§ What the task asks
All of the data that follows should be retyped exactly, please, except the pictures.

§ Data provided
==*==

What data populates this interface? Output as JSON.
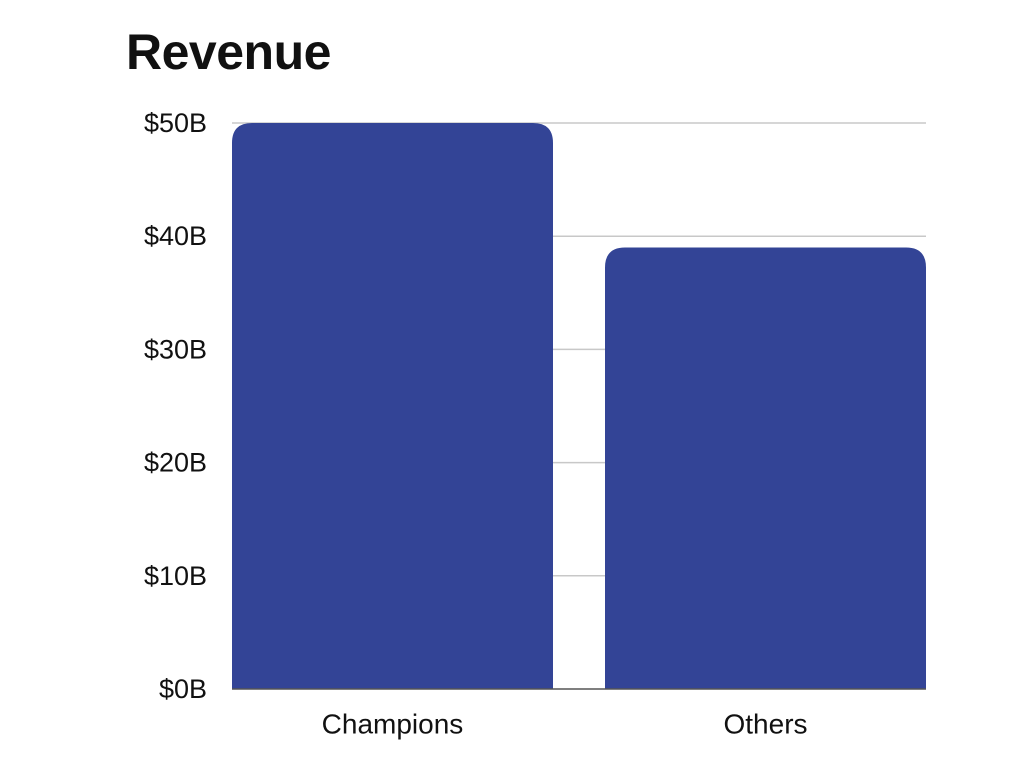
{
  "chart_data": {
    "type": "bar",
    "title": "Revenue",
    "xlabel": "",
    "ylabel": "",
    "categories": [
      "Champions",
      "Others"
    ],
    "values": [
      50,
      39
    ],
    "unit": "B",
    "ylim": [
      0,
      50
    ],
    "y_ticks": [
      0,
      10,
      20,
      30,
      40,
      50
    ],
    "y_tick_labels": [
      "$0B",
      "$10B",
      "$20B",
      "$30B",
      "$40B",
      "$50B"
    ],
    "grid": true,
    "legend": "none",
    "bar_color": "#334496"
  }
}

==*==

§ Exercise result
What data populates this interface? Output as JSON.
{
  "chart_data": {
    "type": "bar",
    "title": "Revenue",
    "xlabel": "",
    "ylabel": "",
    "categories": [
      "Champions",
      "Others"
    ],
    "values": [
      50,
      39
    ],
    "unit": "B",
    "ylim": [
      0,
      50
    ],
    "y_ticks": [
      0,
      10,
      20,
      30,
      40,
      50
    ],
    "y_tick_labels": [
      "$0B",
      "$10B",
      "$20B",
      "$30B",
      "$40B",
      "$50B"
    ],
    "grid": true,
    "legend": "none",
    "bar_color": "#334496"
  }
}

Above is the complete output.